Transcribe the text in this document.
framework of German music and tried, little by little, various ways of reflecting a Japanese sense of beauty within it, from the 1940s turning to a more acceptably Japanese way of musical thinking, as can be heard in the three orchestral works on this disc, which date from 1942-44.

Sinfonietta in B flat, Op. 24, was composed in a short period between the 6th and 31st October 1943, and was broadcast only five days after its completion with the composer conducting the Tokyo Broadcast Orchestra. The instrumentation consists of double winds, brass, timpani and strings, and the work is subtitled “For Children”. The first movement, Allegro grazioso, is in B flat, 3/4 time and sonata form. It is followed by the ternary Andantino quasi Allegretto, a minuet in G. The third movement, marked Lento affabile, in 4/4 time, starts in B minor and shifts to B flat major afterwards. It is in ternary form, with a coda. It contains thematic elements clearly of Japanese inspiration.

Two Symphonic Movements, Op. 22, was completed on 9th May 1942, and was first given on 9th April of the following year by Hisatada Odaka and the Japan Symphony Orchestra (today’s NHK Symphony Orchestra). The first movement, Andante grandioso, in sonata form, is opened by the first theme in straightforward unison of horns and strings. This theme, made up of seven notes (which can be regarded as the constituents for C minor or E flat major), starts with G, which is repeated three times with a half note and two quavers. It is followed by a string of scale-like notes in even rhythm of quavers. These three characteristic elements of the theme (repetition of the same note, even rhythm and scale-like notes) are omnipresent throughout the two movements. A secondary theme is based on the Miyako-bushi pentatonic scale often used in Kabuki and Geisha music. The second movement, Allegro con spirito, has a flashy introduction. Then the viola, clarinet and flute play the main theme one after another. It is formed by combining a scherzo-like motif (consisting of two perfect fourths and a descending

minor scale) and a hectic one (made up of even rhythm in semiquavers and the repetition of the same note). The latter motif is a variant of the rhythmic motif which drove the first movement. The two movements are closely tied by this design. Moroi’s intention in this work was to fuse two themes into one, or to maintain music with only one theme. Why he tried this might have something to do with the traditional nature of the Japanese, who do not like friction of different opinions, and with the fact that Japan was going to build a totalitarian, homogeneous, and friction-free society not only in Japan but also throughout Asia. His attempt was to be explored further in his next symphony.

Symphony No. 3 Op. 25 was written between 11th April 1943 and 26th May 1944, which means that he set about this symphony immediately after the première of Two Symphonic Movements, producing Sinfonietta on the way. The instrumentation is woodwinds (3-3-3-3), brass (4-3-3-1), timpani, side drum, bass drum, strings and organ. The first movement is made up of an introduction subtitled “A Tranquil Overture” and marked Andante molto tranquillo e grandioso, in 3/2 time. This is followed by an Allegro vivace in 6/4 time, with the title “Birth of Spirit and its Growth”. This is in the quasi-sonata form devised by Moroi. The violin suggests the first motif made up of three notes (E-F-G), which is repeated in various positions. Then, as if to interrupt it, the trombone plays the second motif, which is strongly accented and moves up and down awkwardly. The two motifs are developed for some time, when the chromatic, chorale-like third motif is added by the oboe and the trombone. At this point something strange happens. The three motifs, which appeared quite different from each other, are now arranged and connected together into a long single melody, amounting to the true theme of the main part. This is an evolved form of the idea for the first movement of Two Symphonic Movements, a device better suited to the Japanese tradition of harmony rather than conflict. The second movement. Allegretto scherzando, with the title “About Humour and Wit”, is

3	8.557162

========================

Objective
Each entry above is to be quoted exactly.

Response to this task
Transcribe the text in this document.
framework of German music and tried, little by little, various ways of reflecting a Japanese sense of beauty within it, from the 1940s turning to a more acceptably Japanese way of musical thinking, as can be heard in the three orchestral works on this disc, which date from 1942-44.

Sinfonietta in B flat, Op. 24, was composed in a short period between the 6th and 31st October 1943, and was broadcast only five days after its completion with the composer conducting the Tokyo Broadcast Orchestra. The instrumentation consists of double winds, brass, timpani and strings, and the work is subtitled “For Children”. The first movement, Allegro grazioso, is in B flat, 3/4 time and sonata form. It is followed by the ternary Andantino quasi Allegretto, a minuet in G. The third movement, marked Lento affabile, in 4/4 time, starts in B minor and shifts to B flat major afterwards. It is in ternary form, with a coda. It contains thematic elements clearly of Japanese inspiration.

Two Symphonic Movements, Op. 22, was completed on 9th May 1942, and was first given on 9th April of the following year by Hisatada Odaka and the Japan Symphony Orchestra (today’s NHK Symphony Orchestra). The first movement, Andante grandioso, in sonata form, is opened by the first theme in straightforward unison of horns and strings. This theme, made up of seven notes (which can be regarded as the constituents for C minor or E flat major), starts with G, which is repeated three times with a half note and two quavers. It is followed by a string of scale-like notes in even rhythm of quavers. These three characteristic elements of the theme (repetition of the same note, even rhythm and scale-like notes) are omnipresent throughout the two movements. A secondary theme is based on the Miyako-bushi pentatonic scale often used in Kabuki and Geisha music. The second movement, Allegro con spirito, has a flashy introduction. Then the viola, clarinet and flute play the main theme one after another. It is formed by combining a scherzo-like motif (consisting of two perfect fourths and a descending

minor scale) and a hectic one (made up of even rhythm in semiquavers and the repetition of the same note). The latter motif is a variant of the rhythmic motif which drove the first movement. The two movements are closely tied by this design. Moroi’s intention in this work was to fuse two themes into one, or to maintain music with only one theme. Why he tried this might have something to do with the traditional nature of the Japanese, who do not like friction of different opinions, and with the fact that Japan was going to build a totalitarian, homogeneous, and friction-free society not only in Japan but also throughout Asia. His attempt was to be explored further in his next symphony.

Symphony No. 3 Op. 25 was written between 11th April 1943 and 26th May 1944, which means that he set about this symphony immediately after the première of Two Symphonic Movements, producing Sinfonietta on the way. The instrumentation is woodwinds (3-3-3-3), brass (4-3-3-1), timpani, side drum, bass drum, strings and organ. The first movement is made up of an introduction subtitled “A Tranquil Overture” and marked Andante molto tranquillo e grandioso, in 3/2 time. This is followed by an Allegro vivace in 6/4 time, with the title “Birth of Spirit and its Growth”. This is in the quasi-sonata form devised by Moroi. The violin suggests the first motif made up of three notes (E-F-G), which is repeated in various positions. Then, as if to interrupt it, the trombone plays the second motif, which is strongly accented and moves up and down awkwardly. The two motifs are developed for some time, when the chromatic, chorale-like third motif is added by the oboe and the trombone. At this point something strange happens. The three motifs, which appeared quite different from each other, are now arranged and connected together into a long single melody, amounting to the true theme of the main part. This is an evolved form of the idea for the first movement of Two Symphonic Movements, a device better suited to the Japanese tradition of harmony rather than conflict. The second movement. Allegretto scherzando, with the title “About Humour and Wit”, is

3	8.557162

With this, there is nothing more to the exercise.